_Data records_
=-=-=

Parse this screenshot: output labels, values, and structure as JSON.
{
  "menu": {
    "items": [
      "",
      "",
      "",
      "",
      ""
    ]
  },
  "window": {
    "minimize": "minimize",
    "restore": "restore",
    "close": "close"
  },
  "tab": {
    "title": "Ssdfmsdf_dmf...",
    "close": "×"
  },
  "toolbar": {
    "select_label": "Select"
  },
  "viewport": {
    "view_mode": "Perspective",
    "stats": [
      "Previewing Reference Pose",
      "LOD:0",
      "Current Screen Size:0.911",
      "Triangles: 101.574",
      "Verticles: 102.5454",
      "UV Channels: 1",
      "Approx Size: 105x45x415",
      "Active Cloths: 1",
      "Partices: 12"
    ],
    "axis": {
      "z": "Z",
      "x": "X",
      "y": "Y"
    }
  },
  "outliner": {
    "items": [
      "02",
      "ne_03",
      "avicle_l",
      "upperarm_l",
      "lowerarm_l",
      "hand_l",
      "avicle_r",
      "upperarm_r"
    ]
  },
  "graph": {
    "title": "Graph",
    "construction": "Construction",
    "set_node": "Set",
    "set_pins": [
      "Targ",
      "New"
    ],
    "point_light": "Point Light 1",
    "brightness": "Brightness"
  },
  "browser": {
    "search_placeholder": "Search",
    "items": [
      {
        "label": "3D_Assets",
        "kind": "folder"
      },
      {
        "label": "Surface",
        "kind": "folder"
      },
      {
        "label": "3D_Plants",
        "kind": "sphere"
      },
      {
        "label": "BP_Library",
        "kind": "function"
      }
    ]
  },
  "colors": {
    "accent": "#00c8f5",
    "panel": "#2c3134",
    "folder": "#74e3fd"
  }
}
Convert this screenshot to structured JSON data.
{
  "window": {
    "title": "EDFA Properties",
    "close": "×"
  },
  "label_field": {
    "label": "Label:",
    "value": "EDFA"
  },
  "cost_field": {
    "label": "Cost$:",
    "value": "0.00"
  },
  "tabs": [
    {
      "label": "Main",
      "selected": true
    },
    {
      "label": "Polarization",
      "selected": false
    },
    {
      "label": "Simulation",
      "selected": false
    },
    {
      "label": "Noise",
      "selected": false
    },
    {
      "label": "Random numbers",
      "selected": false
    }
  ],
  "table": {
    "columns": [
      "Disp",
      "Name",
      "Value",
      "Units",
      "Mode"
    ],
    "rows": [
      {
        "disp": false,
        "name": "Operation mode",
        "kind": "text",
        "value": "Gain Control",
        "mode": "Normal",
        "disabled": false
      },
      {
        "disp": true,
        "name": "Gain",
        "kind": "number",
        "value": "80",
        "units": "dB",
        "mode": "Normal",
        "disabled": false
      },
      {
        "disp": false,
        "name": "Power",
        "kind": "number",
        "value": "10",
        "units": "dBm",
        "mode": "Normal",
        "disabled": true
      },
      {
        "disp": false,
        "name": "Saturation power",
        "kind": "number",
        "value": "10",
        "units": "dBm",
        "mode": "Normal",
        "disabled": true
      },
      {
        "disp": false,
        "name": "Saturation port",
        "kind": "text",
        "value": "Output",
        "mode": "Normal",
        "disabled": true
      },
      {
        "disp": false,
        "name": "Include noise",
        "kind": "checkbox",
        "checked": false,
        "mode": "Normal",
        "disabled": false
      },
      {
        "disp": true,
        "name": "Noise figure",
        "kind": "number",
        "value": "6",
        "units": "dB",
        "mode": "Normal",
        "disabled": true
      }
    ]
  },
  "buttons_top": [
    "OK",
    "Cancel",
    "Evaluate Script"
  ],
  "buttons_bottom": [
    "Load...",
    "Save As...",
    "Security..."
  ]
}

=-=-=

_GIVEN REQUEST_
Repeat only what runs from the line holding "Convert this screenshot" to the end of the data, keeping every line exactly as written, first and last included.

_EXERCISE RESPONSE_
Convert this screenshot to structured JSON data.
{
  "window": {
    "title": "EDFA Properties",
    "close": "×"
  },
  "label_field": {
    "label": "Label:",
    "value": "EDFA"
  },
  "cost_field": {
    "label": "Cost$:",
    "value": "0.00"
  },
  "tabs": [
    {
      "label": "Main",
      "selected": true
    },
    {
      "label": "Polarization",
      "selected": false
    },
    {
      "label": "Simulation",
      "selected": false
    },
    {
      "label": "Noise",
      "selected": false
    },
    {
      "label": "Random numbers",
      "selected": false
    }
  ],
  "table": {
    "columns": [
      "Disp",
      "Name",
      "Value",
      "Units",
      "Mode"
    ],
    "rows": [
      {
        "disp": false,
        "name": "Operation mode",
        "kind": "text",
        "value": "Gain Control",
        "mode": "Normal",
        "disabled": false
      },
      {
        "disp": true,
        "name": "Gain",
        "kind": "number",
        "value": "80",
        "units": "dB",
        "mode": "Normal",
        "disabled": false
      },
      {
        "disp": false,
        "name": "Power",
        "kind": "number",
        "value": "10",
        "units": "dBm",
        "mode": "Normal",
        "disabled": true
      },
      {
        "disp": false,
        "name": "Saturation power",
        "kind": "number",
        "value": "10",
        "units": "dBm",
        "mode": "Normal",
        "disabled": true
      },
      {
        "disp": false,
        "name": "Saturation port",
        "kind": "text",
        "value": "Output",
        "mode": "Normal",
        "disabled": true
      },
      {
        "disp": false,
        "name": "Include noise",
        "kind": "checkbox",
        "checked": false,
        "mode": "Normal",
        "disabled": false
      },
      {
        "disp": true,
        "name": "Noise figure",
        "kind": "number",
        "value": "6",
        "units": "dB",
        "mode": "Normal",
        "disabled": true
      }
    ]
  },
  "buttons_top": [
    "OK",
    "Cancel",
    "Evaluate Script"
  ],
  "buttons_bottom": [
    "Load...",
    "Save As...",
    "Security..."
  ]
}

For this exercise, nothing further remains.